**Trecho do texto**
China e Rússia criticaram nesta quarta-feira (20) o projeto antimíssil “Golden Dome”, defendido pelo presidente dos Estados Unidos, Donald Trump, ao afirmarem em declaração conjunta divulgada em Pequim que o sistema representa risco à estabilidade estratégica e rompe o equilíbrio entre armas ofensivas e defensivas.

O posicionamento foi anunciado após reunião entre os presidentes Vladimir Putin e Xi Jinping no Grande Salão do Povo, na capital chinesa, durante cerimônia oficial com honras militares organizada pelo governo da China.

Segundo o documento divulgado pelos dois países, o chamado Domo de Ouro prevê a ampliação de sistemas de defesa antimíssil em diferentes camadas, incluindo sensores, interceptadores terrestres, sistemas de comando e estruturas espaciais voltadas para detectar, rastrear e eventualmente destruir ameaças ainda em órbita.

(Dados estruturados de análise da página)
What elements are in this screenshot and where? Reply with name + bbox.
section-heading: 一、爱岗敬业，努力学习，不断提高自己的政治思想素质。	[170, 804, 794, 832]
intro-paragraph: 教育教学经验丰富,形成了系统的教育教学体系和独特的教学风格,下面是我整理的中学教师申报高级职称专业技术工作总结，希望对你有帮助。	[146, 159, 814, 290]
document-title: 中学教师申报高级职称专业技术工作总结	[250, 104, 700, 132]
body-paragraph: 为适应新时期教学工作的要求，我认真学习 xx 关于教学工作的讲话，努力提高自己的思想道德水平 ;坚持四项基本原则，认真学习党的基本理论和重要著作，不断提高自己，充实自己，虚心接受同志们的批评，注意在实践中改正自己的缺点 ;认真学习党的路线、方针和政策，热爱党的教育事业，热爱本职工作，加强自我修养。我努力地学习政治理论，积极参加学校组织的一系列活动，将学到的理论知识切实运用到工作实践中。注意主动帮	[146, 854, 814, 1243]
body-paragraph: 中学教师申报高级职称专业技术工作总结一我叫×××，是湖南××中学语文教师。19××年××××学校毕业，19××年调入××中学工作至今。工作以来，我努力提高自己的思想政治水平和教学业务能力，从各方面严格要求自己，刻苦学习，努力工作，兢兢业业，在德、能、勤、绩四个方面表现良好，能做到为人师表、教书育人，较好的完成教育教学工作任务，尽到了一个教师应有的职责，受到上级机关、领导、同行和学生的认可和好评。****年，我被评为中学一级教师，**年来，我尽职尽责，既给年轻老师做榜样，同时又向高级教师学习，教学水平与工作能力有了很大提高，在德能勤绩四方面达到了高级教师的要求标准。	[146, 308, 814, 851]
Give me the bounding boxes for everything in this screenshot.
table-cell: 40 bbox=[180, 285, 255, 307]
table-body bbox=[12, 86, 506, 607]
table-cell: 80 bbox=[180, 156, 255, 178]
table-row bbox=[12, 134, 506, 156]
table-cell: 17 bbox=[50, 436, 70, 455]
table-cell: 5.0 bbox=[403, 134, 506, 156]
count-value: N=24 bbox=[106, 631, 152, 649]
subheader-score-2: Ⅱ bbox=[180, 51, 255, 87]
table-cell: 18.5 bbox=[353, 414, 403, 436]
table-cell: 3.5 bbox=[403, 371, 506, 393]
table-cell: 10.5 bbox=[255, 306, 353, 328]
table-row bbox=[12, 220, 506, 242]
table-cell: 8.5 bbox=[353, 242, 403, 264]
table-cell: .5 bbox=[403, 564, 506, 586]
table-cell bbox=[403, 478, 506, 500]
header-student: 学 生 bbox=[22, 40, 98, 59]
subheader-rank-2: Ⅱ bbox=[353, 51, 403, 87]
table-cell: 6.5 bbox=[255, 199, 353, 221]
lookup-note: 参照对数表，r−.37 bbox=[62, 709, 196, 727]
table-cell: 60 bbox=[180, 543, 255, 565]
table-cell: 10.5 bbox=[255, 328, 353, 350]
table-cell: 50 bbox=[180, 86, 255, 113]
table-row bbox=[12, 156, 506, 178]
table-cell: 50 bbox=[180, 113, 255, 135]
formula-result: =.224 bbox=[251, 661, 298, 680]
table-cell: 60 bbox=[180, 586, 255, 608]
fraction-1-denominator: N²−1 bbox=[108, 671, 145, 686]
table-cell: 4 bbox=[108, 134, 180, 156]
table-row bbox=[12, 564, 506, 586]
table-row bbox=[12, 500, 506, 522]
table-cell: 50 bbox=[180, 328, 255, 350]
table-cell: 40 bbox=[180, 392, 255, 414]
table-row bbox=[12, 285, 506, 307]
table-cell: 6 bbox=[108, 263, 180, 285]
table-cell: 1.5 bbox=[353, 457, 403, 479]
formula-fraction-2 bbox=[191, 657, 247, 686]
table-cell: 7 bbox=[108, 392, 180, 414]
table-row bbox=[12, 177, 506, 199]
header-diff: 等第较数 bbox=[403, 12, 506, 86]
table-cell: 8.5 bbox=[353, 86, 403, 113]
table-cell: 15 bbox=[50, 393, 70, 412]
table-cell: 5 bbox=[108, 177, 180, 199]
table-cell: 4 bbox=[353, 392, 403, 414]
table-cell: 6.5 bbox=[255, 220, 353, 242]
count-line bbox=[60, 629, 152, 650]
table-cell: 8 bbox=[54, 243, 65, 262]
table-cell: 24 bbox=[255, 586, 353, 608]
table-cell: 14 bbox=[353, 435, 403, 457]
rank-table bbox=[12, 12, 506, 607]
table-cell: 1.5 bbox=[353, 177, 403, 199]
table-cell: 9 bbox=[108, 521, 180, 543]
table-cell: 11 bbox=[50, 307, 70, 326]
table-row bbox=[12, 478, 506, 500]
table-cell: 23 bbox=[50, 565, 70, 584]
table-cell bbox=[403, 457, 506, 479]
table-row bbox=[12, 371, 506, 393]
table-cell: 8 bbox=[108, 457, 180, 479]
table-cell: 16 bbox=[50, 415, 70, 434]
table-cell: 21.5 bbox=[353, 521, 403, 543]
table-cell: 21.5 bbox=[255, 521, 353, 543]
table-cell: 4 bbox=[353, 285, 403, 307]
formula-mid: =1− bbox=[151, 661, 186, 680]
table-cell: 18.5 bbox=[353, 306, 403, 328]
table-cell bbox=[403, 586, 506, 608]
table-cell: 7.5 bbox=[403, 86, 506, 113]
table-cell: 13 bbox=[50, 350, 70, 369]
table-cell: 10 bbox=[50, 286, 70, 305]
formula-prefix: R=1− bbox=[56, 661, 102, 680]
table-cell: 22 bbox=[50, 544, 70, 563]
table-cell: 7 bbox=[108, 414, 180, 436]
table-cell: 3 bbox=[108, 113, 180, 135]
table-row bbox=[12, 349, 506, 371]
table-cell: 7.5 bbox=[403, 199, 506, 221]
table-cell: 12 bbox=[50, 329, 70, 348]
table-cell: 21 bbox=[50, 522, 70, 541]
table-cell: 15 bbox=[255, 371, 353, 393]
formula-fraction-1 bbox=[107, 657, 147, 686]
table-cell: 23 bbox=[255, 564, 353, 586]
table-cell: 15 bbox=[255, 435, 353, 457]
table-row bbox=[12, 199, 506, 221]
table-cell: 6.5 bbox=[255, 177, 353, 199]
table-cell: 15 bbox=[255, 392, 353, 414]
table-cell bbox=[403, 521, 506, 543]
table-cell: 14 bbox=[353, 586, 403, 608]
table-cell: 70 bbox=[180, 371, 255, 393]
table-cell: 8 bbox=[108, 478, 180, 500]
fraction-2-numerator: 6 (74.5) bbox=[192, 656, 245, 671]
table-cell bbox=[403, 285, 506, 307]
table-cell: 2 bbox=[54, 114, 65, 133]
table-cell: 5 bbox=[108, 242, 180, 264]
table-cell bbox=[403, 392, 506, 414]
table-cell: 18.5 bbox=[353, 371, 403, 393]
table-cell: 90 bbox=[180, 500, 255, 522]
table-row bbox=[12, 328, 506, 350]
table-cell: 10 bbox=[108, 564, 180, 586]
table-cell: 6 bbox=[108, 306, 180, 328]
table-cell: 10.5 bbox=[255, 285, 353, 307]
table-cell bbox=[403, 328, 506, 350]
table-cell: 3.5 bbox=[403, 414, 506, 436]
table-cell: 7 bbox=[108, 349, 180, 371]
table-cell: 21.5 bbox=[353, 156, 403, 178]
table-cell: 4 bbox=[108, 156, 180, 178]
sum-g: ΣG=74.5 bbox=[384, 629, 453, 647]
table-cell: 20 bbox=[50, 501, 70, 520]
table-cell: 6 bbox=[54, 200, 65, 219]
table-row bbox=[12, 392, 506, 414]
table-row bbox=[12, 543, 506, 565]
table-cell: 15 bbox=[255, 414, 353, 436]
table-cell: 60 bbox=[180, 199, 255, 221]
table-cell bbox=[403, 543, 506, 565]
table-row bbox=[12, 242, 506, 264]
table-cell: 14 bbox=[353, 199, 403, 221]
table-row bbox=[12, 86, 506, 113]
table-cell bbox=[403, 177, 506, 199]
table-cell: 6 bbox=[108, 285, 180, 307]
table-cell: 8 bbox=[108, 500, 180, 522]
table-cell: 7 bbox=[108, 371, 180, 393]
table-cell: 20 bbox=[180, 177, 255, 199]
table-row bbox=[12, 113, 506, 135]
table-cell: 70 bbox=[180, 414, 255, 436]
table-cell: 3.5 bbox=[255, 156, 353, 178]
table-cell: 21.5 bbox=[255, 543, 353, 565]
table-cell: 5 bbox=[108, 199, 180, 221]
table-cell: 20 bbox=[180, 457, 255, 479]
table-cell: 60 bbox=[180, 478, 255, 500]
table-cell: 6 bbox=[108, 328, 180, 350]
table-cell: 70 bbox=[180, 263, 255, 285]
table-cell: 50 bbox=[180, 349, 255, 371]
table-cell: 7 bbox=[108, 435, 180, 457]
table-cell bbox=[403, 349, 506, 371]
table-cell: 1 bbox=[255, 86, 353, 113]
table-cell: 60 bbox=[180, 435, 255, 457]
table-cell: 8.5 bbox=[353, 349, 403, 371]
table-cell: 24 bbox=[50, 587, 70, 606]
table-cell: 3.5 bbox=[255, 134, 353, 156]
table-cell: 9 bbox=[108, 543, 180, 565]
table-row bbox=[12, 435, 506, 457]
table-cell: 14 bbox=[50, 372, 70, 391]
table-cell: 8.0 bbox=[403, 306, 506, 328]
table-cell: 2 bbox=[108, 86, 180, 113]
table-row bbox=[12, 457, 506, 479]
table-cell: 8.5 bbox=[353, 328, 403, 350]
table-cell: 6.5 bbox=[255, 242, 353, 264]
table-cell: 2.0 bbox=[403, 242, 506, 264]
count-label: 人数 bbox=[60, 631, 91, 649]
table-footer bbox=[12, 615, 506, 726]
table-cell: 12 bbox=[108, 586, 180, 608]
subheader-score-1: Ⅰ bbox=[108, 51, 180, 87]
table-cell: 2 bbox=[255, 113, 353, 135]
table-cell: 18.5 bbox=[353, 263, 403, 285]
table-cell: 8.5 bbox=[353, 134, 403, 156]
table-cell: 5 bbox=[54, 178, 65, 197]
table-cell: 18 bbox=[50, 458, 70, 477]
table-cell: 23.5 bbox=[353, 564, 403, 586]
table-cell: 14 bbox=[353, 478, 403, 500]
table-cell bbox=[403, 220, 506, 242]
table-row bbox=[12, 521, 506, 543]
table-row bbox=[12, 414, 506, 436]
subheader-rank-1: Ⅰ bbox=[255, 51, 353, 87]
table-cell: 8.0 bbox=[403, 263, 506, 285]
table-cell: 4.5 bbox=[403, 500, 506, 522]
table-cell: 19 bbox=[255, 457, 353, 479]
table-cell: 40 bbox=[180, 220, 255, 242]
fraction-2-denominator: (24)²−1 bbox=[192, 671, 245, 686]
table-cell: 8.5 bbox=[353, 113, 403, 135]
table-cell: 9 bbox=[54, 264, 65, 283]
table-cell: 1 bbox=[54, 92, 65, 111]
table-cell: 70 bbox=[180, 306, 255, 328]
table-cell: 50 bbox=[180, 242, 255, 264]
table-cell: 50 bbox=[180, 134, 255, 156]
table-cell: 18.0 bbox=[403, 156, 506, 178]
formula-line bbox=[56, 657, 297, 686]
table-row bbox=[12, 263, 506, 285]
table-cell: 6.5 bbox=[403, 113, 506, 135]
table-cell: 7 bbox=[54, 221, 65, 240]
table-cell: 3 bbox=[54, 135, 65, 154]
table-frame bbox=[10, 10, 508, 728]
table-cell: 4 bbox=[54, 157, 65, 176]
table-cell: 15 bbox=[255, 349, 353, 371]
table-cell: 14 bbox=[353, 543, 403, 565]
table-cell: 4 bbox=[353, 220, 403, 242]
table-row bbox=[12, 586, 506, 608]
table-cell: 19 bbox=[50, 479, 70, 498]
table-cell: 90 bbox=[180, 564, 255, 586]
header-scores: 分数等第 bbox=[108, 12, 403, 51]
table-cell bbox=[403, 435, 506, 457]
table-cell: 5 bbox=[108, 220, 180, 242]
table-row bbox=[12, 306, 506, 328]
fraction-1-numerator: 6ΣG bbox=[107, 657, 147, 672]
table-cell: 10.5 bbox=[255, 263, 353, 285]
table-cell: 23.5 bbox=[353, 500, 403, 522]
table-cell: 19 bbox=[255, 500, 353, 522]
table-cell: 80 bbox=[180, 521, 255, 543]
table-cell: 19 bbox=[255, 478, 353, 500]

**Requisitos do exercício**
Dê continuidade ao texto sobre a crítica de China e Rússia ao Golden Dome, começando logo após a última frase apresentada.

**Resultado**
Na declaração, Moscou e Pequim afirmam que o projeto norte-americano busca criar um sistema global capaz de interceptar mísseis em diferentes fases do voo, incluindo armamentos de países classificados pelos Estados Unidos como “adversários equivalentes”.

Os governos russo e chinês também criticaram a ausência de um novo acordo após o fim do tratado nuclear Novo START, firmado em 2010 entre Washington e Moscou, classificando a situação como resultado de uma “política irresponsável” dos Estados Unidos.

A Rússia declarou apoio à posição da China de não participar de eventuais negociações sobre controle de armas nucleares envolvendo Moscou e Washington, tema debatido por setores do governo e da política externa norte-americana.

O documento conjunto também menciona preocupação com planos de instalação de mísseis terrestres de alcance intermediário e curto por potências nucleares não identificadas, medida que, segundo os dois países, representa ameaça estratégica para outras nações.

China e Rússia afirmaram ainda que estratégias baseadas em ataques preventivos para neutralizar arsenais inimigos aumentam os riscos de instabilidade militar e nuclear.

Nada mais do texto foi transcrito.